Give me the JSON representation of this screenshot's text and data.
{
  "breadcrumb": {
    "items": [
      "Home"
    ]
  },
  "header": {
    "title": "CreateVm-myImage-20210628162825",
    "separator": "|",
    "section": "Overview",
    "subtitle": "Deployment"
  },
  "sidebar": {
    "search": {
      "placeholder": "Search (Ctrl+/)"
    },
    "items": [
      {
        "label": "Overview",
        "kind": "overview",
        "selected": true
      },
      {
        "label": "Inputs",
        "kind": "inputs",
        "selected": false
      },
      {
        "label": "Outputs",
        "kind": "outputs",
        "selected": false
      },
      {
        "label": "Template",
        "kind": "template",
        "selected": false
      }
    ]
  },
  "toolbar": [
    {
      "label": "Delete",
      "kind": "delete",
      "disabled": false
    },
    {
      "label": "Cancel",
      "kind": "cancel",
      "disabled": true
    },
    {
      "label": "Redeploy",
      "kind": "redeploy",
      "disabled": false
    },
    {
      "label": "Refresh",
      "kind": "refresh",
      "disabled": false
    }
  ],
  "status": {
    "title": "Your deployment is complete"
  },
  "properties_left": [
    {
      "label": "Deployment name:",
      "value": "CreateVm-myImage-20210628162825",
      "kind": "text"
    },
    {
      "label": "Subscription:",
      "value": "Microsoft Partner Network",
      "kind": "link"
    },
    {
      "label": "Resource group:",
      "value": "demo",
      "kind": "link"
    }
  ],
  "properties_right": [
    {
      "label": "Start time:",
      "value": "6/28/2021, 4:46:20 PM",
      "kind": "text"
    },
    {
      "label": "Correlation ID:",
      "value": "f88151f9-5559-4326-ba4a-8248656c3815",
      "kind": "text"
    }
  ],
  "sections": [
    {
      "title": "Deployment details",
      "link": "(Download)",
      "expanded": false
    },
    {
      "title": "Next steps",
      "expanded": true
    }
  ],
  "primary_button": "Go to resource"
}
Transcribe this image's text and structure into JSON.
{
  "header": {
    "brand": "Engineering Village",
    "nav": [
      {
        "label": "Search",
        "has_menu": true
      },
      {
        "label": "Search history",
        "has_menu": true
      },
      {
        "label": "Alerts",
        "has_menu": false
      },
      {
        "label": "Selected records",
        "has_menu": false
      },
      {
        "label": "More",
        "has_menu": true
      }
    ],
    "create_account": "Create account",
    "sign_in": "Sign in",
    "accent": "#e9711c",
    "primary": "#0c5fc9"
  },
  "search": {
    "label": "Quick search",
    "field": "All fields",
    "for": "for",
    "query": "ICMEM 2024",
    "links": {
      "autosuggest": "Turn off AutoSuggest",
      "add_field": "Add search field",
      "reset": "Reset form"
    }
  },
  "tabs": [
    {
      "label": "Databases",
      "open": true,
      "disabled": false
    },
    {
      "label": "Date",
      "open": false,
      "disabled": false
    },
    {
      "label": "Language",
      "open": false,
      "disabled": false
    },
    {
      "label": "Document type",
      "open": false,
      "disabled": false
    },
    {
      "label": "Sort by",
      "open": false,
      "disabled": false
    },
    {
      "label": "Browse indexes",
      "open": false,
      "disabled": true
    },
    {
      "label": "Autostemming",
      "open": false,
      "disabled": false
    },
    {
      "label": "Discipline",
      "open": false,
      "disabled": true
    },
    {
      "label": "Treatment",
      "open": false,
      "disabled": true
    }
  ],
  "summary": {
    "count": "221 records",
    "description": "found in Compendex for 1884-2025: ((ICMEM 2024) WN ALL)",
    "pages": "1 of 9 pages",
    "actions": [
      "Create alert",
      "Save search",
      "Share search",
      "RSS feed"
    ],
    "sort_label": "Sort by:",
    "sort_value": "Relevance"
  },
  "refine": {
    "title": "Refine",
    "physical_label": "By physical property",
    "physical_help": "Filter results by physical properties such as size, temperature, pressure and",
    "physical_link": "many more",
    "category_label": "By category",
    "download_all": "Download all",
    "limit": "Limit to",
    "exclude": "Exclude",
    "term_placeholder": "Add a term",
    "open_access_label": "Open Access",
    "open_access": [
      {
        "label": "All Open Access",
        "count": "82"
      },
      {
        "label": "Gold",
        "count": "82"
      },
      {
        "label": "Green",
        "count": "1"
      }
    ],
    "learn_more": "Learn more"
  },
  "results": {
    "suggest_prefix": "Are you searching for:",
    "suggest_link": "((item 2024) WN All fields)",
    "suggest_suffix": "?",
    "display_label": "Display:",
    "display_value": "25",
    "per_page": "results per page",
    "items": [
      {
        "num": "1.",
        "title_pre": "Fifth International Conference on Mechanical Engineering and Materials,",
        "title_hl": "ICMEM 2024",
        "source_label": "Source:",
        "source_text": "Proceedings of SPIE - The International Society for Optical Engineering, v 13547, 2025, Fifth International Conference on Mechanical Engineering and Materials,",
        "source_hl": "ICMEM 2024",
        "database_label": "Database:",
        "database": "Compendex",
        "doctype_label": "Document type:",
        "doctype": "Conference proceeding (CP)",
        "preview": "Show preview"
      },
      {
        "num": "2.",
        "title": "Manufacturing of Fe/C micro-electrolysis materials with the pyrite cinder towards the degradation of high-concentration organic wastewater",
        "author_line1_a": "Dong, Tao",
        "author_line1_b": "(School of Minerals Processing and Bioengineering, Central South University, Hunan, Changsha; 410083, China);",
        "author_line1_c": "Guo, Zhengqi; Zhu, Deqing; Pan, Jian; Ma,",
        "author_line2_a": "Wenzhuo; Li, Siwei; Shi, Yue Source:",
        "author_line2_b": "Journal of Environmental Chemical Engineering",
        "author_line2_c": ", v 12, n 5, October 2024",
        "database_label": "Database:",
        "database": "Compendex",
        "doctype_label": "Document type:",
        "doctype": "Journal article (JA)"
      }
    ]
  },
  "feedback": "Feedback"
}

*Problem details*
Gather all lines where the word "this" appears.

*Completed exercise*
Give me the JSON representation of this screenshot's text and data.
Transcribe this image's text and structure into JSON.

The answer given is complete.